-- start of Supplied information --
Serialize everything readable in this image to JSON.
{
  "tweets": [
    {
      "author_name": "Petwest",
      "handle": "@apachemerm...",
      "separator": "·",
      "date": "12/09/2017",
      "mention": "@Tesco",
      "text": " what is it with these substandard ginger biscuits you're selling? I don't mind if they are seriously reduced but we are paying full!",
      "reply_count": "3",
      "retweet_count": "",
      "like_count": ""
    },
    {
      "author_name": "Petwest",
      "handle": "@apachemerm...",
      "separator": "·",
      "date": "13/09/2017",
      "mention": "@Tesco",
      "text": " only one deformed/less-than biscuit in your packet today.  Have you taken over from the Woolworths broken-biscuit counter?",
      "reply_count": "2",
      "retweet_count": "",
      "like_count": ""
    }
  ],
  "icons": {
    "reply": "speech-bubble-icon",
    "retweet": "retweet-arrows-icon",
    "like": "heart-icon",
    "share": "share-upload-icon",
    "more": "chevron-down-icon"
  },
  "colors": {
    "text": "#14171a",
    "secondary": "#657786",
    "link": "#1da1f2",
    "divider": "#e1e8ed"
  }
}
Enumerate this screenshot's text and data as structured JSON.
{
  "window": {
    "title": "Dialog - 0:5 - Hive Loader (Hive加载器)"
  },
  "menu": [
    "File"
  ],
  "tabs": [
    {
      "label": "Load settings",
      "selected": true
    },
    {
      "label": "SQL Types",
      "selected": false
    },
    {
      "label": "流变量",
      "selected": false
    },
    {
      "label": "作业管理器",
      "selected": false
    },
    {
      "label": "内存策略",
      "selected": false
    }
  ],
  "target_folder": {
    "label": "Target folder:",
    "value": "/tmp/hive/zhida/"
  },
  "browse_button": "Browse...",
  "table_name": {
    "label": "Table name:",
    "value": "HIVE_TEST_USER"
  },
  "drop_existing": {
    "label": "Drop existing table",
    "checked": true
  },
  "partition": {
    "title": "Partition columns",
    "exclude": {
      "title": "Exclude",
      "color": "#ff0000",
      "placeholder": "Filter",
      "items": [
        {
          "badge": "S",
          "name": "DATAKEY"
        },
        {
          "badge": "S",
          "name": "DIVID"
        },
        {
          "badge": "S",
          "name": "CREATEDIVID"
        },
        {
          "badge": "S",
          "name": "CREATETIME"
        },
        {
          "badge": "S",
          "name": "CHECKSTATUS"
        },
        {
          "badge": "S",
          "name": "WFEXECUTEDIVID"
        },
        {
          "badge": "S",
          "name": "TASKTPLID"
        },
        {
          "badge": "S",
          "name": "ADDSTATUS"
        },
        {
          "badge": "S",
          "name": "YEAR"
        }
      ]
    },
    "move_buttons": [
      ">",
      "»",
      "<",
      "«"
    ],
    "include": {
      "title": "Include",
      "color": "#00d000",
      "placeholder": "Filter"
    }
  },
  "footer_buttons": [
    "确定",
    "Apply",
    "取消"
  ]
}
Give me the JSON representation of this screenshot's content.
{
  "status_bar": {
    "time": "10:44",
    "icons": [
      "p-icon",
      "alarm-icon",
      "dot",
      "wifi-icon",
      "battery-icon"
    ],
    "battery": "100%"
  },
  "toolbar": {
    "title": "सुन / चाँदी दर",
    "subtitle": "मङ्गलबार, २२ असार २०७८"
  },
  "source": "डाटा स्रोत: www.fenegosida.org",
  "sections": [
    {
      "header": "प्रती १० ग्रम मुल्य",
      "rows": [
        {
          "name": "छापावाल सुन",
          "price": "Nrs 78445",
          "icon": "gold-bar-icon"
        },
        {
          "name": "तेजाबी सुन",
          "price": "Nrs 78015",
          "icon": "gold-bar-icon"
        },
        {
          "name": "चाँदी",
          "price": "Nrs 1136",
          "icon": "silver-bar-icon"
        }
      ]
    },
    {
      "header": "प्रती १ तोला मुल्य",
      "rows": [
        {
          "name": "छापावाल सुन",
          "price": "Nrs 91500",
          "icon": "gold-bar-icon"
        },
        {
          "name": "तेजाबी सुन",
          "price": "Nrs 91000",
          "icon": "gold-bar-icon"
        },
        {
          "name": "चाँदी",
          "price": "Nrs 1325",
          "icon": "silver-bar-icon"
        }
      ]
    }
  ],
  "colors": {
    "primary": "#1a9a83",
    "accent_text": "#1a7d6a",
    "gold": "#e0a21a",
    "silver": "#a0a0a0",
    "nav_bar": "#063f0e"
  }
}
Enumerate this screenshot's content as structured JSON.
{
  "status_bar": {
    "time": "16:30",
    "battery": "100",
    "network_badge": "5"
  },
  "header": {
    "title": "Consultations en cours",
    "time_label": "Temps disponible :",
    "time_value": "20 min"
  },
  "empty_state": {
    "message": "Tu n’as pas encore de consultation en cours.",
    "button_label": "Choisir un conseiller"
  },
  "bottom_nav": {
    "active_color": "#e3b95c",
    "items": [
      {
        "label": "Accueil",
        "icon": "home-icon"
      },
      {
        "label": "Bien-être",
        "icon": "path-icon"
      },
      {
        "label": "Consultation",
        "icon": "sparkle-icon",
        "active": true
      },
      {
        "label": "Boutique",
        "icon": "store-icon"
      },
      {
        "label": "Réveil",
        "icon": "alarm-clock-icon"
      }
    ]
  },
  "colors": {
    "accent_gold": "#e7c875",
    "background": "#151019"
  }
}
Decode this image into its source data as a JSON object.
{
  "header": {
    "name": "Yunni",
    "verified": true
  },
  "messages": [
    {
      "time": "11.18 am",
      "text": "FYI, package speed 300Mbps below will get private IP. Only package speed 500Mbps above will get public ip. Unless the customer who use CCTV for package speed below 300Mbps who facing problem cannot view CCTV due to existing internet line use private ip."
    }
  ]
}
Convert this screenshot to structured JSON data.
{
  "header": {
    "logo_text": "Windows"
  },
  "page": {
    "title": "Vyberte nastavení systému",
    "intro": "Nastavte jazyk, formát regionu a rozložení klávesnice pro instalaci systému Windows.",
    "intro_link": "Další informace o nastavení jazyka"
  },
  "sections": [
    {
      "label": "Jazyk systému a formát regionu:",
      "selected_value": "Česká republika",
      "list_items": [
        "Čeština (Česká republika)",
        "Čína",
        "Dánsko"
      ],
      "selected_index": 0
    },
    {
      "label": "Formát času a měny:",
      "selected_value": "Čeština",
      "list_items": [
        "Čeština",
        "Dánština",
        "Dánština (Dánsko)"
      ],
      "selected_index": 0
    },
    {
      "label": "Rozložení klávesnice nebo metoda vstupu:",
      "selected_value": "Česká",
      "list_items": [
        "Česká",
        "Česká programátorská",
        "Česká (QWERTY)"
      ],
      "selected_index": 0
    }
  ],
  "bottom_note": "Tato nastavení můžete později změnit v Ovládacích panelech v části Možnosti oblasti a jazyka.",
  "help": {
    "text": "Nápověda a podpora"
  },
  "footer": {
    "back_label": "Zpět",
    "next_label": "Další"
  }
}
-- end of Supplied information --
• Stated task: Quote all of the entries exactly as they appear.

• Output for this task:
Serialize everything readable in this image to JSON.
{
  "tweets": [
    {
      "author_name": "Petwest",
      "handle": "@apachemerm...",
      "separator": "·",
      "date": "12/09/2017",
      "mention": "@Tesco",
      "text": " what is it with these substandard ginger biscuits you're selling? I don't mind if they are seriously reduced but we are paying full!",
      "reply_count": "3",
      "retweet_count": "",
      "like_count": ""
    },
    {
      "author_name": "Petwest",
      "handle": "@apachemerm...",
      "separator": "·",
      "date": "13/09/2017",
      "mention": "@Tesco",
      "text": " only one deformed/less-than biscuit in your packet today.  Have you taken over from the Woolworths broken-biscuit counter?",
      "reply_count": "2",
      "retweet_count": "",
      "like_count": ""
    }
  ],
  "icons": {
    "reply": "speech-bubble-icon",
    "retweet": "retweet-arrows-icon",
    "like": "heart-icon",
    "share": "share-upload-icon",
    "more": "chevron-down-icon"
  },
  "colors": {
    "text": "#14171a",
    "secondary": "#657786",
    "link": "#1da1f2",
    "divider": "#e1e8ed"
  }
}
Enumerate this screenshot's text and data as structured JSON.
{
  "window": {
    "title": "Dialog - 0:5 - Hive Loader (Hive加载器)"
  },
  "menu": [
    "File"
  ],
  "tabs": [
    {
      "label": "Load settings",
      "selected": true
    },
    {
      "label": "SQL Types",
      "selected": false
    },
    {
      "label": "流变量",
      "selected": false
    },
    {
      "label": "作业管理器",
      "selected": false
    },
    {
      "label": "内存策略",
      "selected": false
    }
  ],
  "target_folder": {
    "label": "Target folder:",
    "value": "/tmp/hive/zhida/"
  },
  "browse_button": "Browse...",
  "table_name": {
    "label": "Table name:",
    "value": "HIVE_TEST_USER"
  },
  "drop_existing": {
    "label": "Drop existing table",
    "checked": true
  },
  "partition": {
    "title": "Partition columns",
    "exclude": {
      "title": "Exclude",
      "color": "#ff0000",
      "placeholder": "Filter",
      "items": [
        {
          "badge": "S",
          "name": "DATAKEY"
        },
        {
          "badge": "S",
          "name": "DIVID"
        },
        {
          "badge": "S",
          "name": "CREATEDIVID"
        },
        {
          "badge": "S",
          "name": "CREATETIME"
        },
        {
          "badge": "S",
          "name": "CHECKSTATUS"
        },
        {
          "badge": "S",
          "name": "WFEXECUTEDIVID"
        },
        {
          "badge": "S",
          "name": "TASKTPLID"
        },
        {
          "badge": "S",
          "name": "ADDSTATUS"
        },
        {
          "badge": "S",
          "name": "YEAR"
        }
      ]
    },
    "move_buttons": [
      ">",
      "»",
      "<",
      "«"
    ],
    "include": {
      "title": "Include",
      "color": "#00d000",
      "placeholder": "Filter"
    }
  },
  "footer_buttons": [
    "确定",
    "Apply",
    "取消"
  ]
}
Give me the JSON representation of this screenshot's content.
{
  "status_bar": {
    "time": "10:44",
    "icons": [
      "p-icon",
      "alarm-icon",
      "dot",
      "wifi-icon",
      "battery-icon"
    ],
    "battery": "100%"
  },
  "toolbar": {
    "title": "सुन / चाँदी दर",
    "subtitle": "मङ्गलबार, २२ असार २०७८"
  },
  "source": "डाटा स्रोत: www.fenegosida.org",
  "sections": [
    {
      "header": "प्रती १० ग्रम मुल्य",
      "rows": [
        {
          "name": "छापावाल सुन",
          "price": "Nrs 78445",
          "icon": "gold-bar-icon"
        },
        {
          "name": "तेजाबी सुन",
          "price": "Nrs 78015",
          "icon": "gold-bar-icon"
        },
        {
          "name": "चाँदी",
          "price": "Nrs 1136",
          "icon": "silver-bar-icon"
        }
      ]
    },
    {
      "header": "प्रती १ तोला मुल्य",
      "rows": [
        {
          "name": "छापावाल सुन",
          "price": "Nrs 91500",
          "icon": "gold-bar-icon"
        },
        {
          "name": "तेजाबी सुन",
          "price": "Nrs 91000",
          "icon": "gold-bar-icon"
        },
        {
          "name": "चाँदी",
          "price": "Nrs 1325",
          "icon": "silver-bar-icon"
        }
      ]
    }
  ],
  "colors": {
    "primary": "#1a9a83",
    "accent_text": "#1a7d6a",
    "gold": "#e0a21a",
    "silver": "#a0a0a0",
    "nav_bar": "#063f0e"
  }
}
Enumerate this screenshot's content as structured JSON.
{
  "status_bar": {
    "time": "16:30",
    "battery": "100",
    "network_badge": "5"
  },
  "header": {
    "title": "Consultations en cours",
    "time_label": "Temps disponible :",
    "time_value": "20 min"
  },
  "empty_state": {
    "message": "Tu n’as pas encore de consultation en cours.",
    "button_label": "Choisir un conseiller"
  },
  "bottom_nav": {
    "active_color": "#e3b95c",
    "items": [
      {
        "label": "Accueil",
        "icon": "home-icon"
      },
      {
        "label": "Bien-être",
        "icon": "path-icon"
      },
      {
        "label": "Consultation",
        "icon": "sparkle-icon",
        "active": true
      },
      {
        "label": "Boutique",
        "icon": "store-icon"
      },
      {
        "label": "Réveil",
        "icon": "alarm-clock-icon"
      }
    ]
  },
  "colors": {
    "accent_gold": "#e7c875",
    "background": "#151019"
  }
}
Decode this image into its source data as a JSON object.
{
  "header": {
    "name": "Yunni",
    "verified": true
  },
  "messages": [
    {
      "time": "11.18 am",
      "text": "FYI, package speed 300Mbps below will get private IP. Only package speed 500Mbps above will get public ip. Unless the customer who use CCTV for package speed below 300Mbps who facing problem cannot view CCTV due to existing internet line use private ip."
    }
  ]
}
Convert this screenshot to structured JSON data.
{
  "header": {
    "logo_text": "Windows"
  },
  "page": {
    "title": "Vyberte nastavení systému",
    "intro": "Nastavte jazyk, formát regionu a rozložení klávesnice pro instalaci systému Windows.",
    "intro_link": "Další informace o nastavení jazyka"
  },
  "sections": [
    {
      "label": "Jazyk systému a formát regionu:",
      "selected_value": "Česká republika",
      "list_items": [
        "Čeština (Česká republika)",
        "Čína",
        "Dánsko"
      ],
      "selected_index": 0
    },
    {
      "label": "Formát času a měny:",
      "selected_value": "Čeština",
      "list_items": [
        "Čeština",
        "Dánština",
        "Dánština (Dánsko)"
      ],
      "selected_index": 0
    },
    {
      "label": "Rozložení klávesnice nebo metoda vstupu:",
      "selected_value": "Česká",
      "list_items": [
        "Česká",
        "Česká programátorská",
        "Česká (QWERTY)"
      ],
      "selected_index": 0
    }
  ],
  "bottom_note": "Tato nastavení můžete později změnit v Ovládacích panelech v části Možnosti oblasti a jazyka.",
  "help": {
    "text": "Nápověda a podpora"
  },
  "footer": {
    "back_label": "Zpět",
    "next_label": "Další"
  }
}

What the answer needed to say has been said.